* Source data
++++
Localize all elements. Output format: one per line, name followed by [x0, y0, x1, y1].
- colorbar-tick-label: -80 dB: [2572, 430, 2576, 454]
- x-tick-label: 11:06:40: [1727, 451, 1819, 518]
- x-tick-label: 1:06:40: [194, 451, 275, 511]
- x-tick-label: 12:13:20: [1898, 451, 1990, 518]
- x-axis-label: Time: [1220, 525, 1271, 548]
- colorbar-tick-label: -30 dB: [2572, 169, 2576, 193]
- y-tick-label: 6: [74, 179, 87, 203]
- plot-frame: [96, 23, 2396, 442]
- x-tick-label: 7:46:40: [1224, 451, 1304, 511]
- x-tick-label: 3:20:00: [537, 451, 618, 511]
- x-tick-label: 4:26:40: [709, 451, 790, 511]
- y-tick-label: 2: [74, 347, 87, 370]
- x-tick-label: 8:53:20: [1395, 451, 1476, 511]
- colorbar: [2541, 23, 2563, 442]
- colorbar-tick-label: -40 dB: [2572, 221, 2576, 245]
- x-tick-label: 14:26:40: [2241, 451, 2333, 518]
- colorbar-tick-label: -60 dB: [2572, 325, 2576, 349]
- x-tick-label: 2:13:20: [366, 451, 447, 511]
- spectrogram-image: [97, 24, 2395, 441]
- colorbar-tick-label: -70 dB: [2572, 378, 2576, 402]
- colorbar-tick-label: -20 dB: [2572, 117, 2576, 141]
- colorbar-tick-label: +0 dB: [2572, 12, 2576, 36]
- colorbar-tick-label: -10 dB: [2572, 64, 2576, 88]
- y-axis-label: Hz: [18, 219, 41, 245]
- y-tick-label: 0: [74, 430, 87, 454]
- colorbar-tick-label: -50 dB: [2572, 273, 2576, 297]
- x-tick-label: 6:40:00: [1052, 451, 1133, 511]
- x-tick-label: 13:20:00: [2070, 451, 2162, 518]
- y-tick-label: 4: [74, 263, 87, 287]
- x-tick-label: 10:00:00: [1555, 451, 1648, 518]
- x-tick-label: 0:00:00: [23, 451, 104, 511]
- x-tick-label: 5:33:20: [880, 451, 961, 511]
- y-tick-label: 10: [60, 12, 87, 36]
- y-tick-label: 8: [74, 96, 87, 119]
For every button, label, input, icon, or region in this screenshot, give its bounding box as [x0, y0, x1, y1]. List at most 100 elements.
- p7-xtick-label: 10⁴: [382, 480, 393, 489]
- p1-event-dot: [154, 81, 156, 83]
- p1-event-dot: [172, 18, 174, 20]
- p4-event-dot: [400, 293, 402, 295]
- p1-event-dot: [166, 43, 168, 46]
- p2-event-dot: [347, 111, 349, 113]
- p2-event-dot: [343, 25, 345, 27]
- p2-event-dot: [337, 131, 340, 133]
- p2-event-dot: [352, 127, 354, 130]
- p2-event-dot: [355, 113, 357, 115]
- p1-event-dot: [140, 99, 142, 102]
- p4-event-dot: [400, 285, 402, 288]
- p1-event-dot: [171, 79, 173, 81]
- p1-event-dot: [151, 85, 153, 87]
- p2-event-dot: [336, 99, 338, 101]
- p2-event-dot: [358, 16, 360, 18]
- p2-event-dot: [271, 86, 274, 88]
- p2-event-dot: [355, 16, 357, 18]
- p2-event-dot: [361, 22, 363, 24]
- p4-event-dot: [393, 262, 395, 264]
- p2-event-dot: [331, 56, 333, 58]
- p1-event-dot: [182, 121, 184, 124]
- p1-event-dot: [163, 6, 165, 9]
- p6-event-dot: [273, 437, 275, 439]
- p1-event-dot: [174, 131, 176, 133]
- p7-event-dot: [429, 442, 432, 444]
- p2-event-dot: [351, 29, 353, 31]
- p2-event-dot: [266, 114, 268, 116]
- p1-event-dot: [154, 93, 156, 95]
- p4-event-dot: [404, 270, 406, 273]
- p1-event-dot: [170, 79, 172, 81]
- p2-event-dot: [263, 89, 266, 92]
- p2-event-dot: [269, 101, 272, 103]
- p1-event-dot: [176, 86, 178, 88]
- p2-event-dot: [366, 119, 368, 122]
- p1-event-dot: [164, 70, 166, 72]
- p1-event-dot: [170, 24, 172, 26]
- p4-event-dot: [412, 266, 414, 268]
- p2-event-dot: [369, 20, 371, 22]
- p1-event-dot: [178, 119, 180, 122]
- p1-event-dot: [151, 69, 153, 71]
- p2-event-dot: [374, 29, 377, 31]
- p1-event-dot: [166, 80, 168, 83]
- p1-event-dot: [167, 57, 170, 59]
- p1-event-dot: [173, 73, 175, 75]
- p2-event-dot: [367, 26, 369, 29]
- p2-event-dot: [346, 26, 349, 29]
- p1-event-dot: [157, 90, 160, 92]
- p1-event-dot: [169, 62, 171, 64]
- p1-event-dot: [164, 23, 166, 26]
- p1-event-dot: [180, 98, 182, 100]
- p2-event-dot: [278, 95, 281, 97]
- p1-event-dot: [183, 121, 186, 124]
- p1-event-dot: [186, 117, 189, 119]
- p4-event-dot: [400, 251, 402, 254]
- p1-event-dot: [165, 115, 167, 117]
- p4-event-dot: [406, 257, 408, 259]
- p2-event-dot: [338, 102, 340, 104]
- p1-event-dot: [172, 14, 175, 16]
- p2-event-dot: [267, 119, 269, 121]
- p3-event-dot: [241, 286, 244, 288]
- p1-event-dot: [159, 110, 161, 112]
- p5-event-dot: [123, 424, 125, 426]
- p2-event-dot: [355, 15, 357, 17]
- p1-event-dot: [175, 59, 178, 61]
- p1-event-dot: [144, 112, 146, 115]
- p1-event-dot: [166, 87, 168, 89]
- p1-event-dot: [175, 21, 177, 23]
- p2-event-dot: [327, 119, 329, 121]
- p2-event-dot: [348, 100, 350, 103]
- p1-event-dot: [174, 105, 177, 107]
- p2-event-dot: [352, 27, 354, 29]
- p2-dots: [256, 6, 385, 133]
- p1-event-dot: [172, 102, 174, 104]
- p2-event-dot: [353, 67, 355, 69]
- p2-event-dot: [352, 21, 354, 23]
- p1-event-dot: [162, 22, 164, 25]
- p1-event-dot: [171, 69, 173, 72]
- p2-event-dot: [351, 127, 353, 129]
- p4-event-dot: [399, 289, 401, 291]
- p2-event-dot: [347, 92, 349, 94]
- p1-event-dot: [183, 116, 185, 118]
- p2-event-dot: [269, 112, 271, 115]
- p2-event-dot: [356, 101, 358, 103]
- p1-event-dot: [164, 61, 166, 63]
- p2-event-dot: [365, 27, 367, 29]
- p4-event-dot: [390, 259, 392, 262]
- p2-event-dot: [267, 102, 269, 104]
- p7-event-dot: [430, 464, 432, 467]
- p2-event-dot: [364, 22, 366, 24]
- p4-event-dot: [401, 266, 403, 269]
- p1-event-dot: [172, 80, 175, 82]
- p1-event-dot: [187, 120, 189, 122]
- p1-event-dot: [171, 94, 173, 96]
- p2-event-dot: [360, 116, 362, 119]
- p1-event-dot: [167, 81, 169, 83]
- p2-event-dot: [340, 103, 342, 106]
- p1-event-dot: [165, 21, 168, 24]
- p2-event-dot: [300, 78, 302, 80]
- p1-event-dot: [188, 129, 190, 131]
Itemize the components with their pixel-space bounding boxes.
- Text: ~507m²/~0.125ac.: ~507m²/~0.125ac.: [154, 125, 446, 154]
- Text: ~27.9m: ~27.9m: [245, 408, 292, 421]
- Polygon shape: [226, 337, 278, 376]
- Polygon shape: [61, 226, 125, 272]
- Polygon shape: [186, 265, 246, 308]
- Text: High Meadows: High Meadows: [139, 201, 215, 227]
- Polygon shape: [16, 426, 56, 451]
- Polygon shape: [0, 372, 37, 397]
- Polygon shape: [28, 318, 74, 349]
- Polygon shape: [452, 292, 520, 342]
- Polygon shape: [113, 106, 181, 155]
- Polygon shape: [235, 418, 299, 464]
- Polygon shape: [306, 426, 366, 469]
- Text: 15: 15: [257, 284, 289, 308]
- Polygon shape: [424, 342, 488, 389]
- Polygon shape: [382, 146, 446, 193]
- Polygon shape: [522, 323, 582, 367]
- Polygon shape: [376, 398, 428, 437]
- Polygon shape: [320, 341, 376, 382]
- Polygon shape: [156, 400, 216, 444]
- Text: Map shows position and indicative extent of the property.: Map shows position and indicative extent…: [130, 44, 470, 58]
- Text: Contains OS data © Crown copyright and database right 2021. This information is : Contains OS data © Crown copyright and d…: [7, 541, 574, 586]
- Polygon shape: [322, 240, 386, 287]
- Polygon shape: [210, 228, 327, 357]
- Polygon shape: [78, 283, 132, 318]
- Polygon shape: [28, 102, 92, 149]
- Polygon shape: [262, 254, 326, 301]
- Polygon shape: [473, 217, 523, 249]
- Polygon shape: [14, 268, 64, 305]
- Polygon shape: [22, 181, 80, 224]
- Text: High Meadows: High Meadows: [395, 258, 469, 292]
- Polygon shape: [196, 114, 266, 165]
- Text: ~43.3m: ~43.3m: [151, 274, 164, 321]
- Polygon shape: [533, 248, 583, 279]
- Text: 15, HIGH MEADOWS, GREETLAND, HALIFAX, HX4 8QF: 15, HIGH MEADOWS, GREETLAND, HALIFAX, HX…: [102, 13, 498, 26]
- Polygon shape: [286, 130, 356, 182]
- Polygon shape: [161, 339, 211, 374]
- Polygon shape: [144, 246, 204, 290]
++++
* To do
Reproduce verbatim the records from the beginning through the line containing "- y-tick-label: 4: [74, 263, 87, 287]", including that line.

* Expected output
Localize all elements. Output format: one per line, name followed by [x0, y0, x1, y1].
- colorbar-tick-label: -80 dB: [2572, 430, 2576, 454]
- x-tick-label: 11:06:40: [1727, 451, 1819, 518]
- x-tick-label: 1:06:40: [194, 451, 275, 511]
- x-tick-label: 12:13:20: [1898, 451, 1990, 518]
- x-axis-label: Time: [1220, 525, 1271, 548]
- colorbar-tick-label: -30 dB: [2572, 169, 2576, 193]
- y-tick-label: 6: [74, 179, 87, 203]
- plot-frame: [96, 23, 2396, 442]
- x-tick-label: 7:46:40: [1224, 451, 1304, 511]
- x-tick-label: 3:20:00: [537, 451, 618, 511]
- x-tick-label: 4:26:40: [709, 451, 790, 511]
- y-tick-label: 2: [74, 347, 87, 370]
- x-tick-label: 8:53:20: [1395, 451, 1476, 511]
- colorbar: [2541, 23, 2563, 442]
- colorbar-tick-label: -40 dB: [2572, 221, 2576, 245]
- x-tick-label: 14:26:40: [2241, 451, 2333, 518]
- colorbar-tick-label: -60 dB: [2572, 325, 2576, 349]
- x-tick-label: 2:13:20: [366, 451, 447, 511]
- spectrogram-image: [97, 24, 2395, 441]
- colorbar-tick-label: -70 dB: [2572, 378, 2576, 402]
- colorbar-tick-label: -20 dB: [2572, 117, 2576, 141]
- colorbar-tick-label: +0 dB: [2572, 12, 2576, 36]
- colorbar-tick-label: -10 dB: [2572, 64, 2576, 88]
- y-axis-label: Hz: [18, 219, 41, 245]
- y-tick-label: 0: [74, 430, 87, 454]
- colorbar-tick-label: -50 dB: [2572, 273, 2576, 297]
- x-tick-label: 6:40:00: [1052, 451, 1133, 511]
- x-tick-label: 13:20:00: [2070, 451, 2162, 518]
- y-tick-label: 4: [74, 263, 87, 287]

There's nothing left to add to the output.